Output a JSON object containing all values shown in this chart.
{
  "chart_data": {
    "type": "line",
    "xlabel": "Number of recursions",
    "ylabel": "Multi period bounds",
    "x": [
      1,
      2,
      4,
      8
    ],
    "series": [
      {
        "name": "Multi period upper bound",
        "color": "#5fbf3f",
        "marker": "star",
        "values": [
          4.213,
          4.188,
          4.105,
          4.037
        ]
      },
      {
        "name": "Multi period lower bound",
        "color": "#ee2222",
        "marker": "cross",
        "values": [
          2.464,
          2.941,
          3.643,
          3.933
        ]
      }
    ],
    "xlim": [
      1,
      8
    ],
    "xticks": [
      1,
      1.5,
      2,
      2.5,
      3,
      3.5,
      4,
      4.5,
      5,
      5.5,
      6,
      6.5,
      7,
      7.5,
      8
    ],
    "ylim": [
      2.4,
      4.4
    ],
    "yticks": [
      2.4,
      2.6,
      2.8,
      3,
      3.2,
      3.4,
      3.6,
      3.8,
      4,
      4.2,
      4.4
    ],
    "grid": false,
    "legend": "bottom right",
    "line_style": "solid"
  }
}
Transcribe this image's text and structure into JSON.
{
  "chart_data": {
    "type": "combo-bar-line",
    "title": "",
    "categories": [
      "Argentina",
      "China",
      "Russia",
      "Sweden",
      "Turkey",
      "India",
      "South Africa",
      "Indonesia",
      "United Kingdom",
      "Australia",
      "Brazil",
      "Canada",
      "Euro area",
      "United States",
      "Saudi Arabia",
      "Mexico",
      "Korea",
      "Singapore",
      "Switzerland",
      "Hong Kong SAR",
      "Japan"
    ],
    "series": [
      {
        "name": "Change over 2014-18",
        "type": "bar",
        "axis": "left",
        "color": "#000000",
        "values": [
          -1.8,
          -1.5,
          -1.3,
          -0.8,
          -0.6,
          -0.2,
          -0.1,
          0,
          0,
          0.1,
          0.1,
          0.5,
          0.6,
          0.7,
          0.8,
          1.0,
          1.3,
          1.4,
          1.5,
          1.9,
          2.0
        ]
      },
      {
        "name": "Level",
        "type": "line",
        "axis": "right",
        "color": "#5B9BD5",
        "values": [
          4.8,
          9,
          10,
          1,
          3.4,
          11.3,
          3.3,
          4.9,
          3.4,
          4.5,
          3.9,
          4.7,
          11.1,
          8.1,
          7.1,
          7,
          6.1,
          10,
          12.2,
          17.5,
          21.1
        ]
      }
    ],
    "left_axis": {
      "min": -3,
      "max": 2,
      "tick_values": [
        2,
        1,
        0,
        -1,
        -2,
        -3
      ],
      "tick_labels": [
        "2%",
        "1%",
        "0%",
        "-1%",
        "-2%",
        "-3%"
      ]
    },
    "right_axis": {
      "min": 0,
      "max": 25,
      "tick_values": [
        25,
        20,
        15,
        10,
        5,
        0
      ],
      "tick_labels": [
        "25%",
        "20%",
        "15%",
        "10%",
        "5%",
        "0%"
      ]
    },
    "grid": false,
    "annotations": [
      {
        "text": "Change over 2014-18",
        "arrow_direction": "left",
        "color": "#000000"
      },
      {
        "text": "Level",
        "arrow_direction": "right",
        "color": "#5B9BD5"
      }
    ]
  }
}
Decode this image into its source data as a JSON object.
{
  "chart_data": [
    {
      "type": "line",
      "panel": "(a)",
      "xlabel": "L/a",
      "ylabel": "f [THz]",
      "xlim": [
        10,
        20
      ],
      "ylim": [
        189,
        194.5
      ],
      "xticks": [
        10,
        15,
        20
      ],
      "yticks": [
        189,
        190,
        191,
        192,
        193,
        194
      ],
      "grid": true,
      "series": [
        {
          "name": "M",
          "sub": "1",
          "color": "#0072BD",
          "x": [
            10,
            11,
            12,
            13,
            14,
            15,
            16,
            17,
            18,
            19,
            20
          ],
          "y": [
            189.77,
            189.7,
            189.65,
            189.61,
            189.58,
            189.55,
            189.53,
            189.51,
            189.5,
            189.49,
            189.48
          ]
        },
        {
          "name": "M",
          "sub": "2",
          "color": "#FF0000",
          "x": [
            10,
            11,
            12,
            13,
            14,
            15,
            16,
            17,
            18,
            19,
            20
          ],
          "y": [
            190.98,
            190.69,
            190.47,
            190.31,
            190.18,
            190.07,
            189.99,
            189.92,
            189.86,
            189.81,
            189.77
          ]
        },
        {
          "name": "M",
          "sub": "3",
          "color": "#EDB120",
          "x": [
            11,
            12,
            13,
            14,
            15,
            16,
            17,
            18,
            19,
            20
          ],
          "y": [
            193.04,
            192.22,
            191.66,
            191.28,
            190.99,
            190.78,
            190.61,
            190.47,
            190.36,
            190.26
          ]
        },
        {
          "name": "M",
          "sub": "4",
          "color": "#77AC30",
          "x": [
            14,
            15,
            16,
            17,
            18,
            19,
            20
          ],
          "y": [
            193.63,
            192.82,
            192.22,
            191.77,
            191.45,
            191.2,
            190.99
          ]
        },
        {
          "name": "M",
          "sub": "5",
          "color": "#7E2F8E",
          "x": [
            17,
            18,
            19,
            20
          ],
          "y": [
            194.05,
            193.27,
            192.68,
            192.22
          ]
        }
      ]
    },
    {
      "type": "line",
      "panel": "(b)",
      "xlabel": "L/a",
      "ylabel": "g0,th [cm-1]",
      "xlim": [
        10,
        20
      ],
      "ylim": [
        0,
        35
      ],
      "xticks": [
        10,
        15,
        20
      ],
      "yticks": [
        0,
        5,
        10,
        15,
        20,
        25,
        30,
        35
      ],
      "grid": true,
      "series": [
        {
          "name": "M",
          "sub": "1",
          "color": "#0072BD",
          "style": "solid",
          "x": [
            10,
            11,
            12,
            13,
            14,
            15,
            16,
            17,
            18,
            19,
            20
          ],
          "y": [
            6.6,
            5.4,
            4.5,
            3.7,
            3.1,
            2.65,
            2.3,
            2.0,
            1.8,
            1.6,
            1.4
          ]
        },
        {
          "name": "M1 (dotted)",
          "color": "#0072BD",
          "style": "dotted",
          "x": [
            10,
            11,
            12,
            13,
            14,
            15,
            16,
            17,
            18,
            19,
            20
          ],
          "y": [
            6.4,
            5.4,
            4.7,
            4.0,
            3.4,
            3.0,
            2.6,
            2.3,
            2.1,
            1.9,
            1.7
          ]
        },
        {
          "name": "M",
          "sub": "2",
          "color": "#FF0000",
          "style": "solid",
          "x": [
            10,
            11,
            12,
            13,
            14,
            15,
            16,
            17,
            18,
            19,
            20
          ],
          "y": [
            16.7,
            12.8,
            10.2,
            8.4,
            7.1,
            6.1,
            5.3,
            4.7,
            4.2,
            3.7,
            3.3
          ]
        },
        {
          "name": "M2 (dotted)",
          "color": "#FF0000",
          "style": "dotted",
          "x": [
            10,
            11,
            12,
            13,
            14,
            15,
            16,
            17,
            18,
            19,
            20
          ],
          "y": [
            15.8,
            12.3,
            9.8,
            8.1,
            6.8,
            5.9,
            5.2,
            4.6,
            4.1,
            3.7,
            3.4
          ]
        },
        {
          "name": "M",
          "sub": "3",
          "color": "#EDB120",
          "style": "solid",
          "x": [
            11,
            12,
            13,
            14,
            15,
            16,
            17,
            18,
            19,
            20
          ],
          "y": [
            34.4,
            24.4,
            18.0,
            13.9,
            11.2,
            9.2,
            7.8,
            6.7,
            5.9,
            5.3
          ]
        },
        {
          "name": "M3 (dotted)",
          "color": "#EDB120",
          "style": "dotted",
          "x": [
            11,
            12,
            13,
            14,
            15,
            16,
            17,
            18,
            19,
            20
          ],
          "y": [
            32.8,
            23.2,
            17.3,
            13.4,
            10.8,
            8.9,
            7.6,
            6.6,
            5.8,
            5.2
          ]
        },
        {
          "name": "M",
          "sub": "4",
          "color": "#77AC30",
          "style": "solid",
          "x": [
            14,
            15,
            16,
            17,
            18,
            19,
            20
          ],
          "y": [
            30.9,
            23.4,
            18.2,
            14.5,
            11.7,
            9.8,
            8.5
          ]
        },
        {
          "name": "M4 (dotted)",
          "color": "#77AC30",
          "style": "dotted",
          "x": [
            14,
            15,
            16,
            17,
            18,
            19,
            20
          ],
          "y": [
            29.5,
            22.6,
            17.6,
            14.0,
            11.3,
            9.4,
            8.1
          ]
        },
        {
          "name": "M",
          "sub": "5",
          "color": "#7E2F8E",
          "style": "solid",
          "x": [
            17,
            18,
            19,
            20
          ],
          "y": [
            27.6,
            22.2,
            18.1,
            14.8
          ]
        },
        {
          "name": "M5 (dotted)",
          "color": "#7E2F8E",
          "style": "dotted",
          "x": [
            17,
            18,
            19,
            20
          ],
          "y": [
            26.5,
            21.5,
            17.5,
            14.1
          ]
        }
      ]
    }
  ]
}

◇ ◇ ◇

▸ **Problem requirements**:
Copy whichever lines in the listing above contain the word "over".

▸ **Task response**:
        "name": "Change over 2014-18",
        "text": "Change over 2014-18",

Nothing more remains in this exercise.